# start of STORED ROWS

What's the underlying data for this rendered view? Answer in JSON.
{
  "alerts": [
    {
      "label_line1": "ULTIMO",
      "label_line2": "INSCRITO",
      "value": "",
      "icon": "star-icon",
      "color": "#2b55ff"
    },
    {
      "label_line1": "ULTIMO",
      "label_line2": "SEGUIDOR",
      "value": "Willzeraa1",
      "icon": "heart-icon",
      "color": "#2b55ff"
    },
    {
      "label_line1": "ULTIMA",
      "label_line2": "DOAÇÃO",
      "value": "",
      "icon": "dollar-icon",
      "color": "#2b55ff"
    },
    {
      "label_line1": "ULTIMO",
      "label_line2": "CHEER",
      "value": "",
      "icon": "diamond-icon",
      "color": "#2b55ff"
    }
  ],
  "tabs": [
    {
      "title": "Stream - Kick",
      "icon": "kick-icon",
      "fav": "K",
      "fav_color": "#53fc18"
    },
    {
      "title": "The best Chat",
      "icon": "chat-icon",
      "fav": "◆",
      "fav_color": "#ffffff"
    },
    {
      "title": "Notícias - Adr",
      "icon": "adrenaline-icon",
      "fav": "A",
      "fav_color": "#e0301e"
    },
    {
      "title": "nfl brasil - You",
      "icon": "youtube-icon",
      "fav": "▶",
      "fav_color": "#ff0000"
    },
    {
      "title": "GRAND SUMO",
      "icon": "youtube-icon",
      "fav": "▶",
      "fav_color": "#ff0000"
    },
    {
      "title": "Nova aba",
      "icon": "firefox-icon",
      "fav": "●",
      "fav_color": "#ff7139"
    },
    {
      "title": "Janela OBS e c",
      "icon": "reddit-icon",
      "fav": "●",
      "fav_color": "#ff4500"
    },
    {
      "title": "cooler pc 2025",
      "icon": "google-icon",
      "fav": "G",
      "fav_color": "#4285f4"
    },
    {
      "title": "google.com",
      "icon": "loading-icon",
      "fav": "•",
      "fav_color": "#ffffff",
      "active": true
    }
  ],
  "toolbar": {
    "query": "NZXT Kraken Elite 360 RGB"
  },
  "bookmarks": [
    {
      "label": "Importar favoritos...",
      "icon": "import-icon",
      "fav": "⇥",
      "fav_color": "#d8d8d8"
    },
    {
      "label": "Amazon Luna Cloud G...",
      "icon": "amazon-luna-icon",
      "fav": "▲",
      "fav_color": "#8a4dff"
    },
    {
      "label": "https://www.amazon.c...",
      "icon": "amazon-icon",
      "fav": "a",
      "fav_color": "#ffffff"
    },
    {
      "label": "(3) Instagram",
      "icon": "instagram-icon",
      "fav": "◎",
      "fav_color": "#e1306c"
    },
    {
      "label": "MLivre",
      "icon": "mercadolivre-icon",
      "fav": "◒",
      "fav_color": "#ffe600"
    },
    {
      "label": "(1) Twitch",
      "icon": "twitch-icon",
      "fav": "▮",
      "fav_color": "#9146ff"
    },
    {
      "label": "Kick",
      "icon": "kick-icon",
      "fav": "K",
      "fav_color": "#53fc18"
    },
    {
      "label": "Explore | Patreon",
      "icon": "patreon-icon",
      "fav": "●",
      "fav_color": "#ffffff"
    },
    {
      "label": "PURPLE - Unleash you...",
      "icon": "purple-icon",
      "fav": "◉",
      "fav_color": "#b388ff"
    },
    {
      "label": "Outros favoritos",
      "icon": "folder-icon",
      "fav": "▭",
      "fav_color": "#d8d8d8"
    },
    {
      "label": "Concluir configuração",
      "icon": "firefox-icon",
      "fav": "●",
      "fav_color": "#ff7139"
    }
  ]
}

# end of STORED ROWS

* **TASK TO COMPLETE**
Copy each line of the entries that includes the word "title".

* **TASK SOLUTION**
      "title": "Stream - Kick",
      "title": "The best Chat",
      "title": "Notícias - Adr",
      "title": "nfl brasil - You",
      "title": "GRAND SUMO",
      "title": "Nova aba",
      "title": "Janela OBS e c",
      "title": "cooler pc 2025",
      "title": "google.com",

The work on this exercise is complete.